WHAT YOU WILL DO >> Extract each line containing the string "知识准备".

EXERCISE MATERIALS >>

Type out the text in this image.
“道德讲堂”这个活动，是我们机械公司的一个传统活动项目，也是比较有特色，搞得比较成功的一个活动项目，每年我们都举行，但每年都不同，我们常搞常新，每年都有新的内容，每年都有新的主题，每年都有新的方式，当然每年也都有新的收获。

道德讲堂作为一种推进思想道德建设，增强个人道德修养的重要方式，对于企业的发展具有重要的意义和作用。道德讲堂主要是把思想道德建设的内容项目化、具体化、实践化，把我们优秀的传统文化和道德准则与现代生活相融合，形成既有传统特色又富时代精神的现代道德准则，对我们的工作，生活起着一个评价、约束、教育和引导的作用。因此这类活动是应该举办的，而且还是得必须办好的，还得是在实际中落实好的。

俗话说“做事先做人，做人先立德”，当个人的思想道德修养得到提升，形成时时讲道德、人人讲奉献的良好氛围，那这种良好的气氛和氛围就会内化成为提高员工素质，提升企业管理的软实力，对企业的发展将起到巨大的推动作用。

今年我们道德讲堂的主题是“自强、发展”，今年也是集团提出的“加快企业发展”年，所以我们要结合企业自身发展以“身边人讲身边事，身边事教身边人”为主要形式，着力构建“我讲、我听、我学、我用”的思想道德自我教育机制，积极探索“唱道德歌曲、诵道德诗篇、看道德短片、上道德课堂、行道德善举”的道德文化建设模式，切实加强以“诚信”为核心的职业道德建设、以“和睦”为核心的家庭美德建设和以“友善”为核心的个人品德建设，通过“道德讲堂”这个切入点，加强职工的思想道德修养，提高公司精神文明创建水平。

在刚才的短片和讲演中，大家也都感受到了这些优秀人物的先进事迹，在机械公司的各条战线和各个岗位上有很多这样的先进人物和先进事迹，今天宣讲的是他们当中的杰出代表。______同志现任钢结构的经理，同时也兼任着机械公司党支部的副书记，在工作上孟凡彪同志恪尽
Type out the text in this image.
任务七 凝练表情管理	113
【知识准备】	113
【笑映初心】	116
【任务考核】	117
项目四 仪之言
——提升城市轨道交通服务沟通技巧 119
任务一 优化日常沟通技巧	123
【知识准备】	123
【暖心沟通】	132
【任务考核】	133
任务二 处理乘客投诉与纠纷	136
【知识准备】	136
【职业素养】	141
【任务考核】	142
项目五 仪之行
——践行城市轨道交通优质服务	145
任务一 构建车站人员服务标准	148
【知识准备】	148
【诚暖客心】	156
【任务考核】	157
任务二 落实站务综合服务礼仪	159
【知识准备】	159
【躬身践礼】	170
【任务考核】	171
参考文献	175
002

FULL RESPONSE >>
【知识准备】	113
【知识准备】	123
【知识准备】	136
【知识准备】	148
【知识准备】	159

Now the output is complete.